* [Input for this task]
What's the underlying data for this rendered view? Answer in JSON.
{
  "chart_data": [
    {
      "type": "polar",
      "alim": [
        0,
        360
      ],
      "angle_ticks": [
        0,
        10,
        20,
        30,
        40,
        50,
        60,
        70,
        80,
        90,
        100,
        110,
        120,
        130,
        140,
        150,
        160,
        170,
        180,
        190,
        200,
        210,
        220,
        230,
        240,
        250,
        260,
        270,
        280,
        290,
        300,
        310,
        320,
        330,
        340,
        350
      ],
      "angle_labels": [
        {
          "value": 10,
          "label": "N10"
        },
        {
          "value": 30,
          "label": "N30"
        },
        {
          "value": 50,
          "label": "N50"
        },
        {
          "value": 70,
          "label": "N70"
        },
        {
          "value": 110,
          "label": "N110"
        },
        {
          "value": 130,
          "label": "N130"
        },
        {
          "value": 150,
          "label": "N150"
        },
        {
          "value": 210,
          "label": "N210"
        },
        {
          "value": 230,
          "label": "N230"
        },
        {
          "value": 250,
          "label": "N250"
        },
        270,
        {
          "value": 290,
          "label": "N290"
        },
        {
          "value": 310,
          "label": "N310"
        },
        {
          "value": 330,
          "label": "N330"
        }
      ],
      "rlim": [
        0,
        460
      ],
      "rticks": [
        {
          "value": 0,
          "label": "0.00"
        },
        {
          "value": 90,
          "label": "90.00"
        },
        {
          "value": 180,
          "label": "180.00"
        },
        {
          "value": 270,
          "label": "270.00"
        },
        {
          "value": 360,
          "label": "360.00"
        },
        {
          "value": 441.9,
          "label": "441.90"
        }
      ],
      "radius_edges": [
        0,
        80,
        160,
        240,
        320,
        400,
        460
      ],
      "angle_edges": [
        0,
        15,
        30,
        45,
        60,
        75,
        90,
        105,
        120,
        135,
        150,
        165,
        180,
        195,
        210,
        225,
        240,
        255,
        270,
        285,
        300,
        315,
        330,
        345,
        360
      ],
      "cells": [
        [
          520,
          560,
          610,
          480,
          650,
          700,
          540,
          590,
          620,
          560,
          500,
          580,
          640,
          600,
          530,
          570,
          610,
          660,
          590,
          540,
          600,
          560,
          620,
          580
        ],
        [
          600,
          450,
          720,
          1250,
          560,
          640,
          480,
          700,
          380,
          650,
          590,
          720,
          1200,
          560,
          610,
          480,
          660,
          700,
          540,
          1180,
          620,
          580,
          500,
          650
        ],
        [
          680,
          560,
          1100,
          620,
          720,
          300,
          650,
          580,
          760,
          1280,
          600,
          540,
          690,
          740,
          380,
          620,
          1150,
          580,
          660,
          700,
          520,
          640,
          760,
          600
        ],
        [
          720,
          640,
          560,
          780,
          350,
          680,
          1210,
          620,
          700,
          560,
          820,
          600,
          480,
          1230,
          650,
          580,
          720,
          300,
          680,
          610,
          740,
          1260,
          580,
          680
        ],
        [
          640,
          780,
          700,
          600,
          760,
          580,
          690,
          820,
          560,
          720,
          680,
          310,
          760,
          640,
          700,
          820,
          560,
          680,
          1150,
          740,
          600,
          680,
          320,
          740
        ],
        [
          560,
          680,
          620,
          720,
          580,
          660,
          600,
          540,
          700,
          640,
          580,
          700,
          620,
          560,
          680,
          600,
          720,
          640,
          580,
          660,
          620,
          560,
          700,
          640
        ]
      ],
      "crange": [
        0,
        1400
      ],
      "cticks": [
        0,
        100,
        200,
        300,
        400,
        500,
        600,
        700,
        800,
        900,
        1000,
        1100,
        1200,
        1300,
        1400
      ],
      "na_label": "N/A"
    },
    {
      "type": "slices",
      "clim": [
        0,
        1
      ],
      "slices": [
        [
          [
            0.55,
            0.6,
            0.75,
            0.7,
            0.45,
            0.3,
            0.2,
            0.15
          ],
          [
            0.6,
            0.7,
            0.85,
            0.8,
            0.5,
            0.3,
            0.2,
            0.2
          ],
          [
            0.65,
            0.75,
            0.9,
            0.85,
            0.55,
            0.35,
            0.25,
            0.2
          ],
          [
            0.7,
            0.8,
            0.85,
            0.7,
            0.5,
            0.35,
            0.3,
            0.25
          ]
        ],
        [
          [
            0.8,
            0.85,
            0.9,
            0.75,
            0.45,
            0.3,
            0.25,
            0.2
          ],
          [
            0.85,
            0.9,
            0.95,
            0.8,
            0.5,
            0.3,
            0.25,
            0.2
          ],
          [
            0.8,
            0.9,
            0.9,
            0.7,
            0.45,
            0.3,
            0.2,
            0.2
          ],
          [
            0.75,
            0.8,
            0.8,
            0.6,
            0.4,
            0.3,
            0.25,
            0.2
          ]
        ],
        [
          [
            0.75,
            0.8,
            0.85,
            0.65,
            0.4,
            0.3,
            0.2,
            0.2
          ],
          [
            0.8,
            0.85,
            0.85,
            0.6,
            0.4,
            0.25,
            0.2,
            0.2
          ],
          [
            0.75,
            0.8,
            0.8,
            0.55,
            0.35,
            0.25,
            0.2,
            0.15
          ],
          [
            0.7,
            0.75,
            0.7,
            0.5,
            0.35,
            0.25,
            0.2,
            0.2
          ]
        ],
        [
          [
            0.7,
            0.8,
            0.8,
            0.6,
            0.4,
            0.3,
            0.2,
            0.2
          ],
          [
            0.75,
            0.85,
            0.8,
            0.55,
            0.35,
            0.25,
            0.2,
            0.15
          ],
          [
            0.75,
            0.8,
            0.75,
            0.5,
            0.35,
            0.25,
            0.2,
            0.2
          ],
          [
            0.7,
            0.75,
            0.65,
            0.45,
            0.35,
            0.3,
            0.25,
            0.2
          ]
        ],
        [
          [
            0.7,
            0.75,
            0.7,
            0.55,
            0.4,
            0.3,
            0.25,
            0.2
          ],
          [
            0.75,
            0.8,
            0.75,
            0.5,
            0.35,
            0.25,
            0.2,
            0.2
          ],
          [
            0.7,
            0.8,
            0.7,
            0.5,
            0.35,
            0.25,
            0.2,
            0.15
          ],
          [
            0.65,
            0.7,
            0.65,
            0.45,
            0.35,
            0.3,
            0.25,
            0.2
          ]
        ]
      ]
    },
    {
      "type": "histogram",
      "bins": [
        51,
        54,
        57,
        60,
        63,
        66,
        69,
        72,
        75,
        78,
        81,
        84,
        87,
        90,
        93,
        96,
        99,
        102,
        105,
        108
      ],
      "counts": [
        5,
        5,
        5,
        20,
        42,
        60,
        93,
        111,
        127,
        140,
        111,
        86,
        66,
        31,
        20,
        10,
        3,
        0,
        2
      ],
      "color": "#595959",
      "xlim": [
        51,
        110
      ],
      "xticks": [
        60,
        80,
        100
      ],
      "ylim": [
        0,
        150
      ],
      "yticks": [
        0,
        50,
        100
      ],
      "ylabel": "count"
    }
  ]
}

* [Task details] Across the entries, how many lines contain "type"? Reply with the number only.

* [Solution to the problem] 3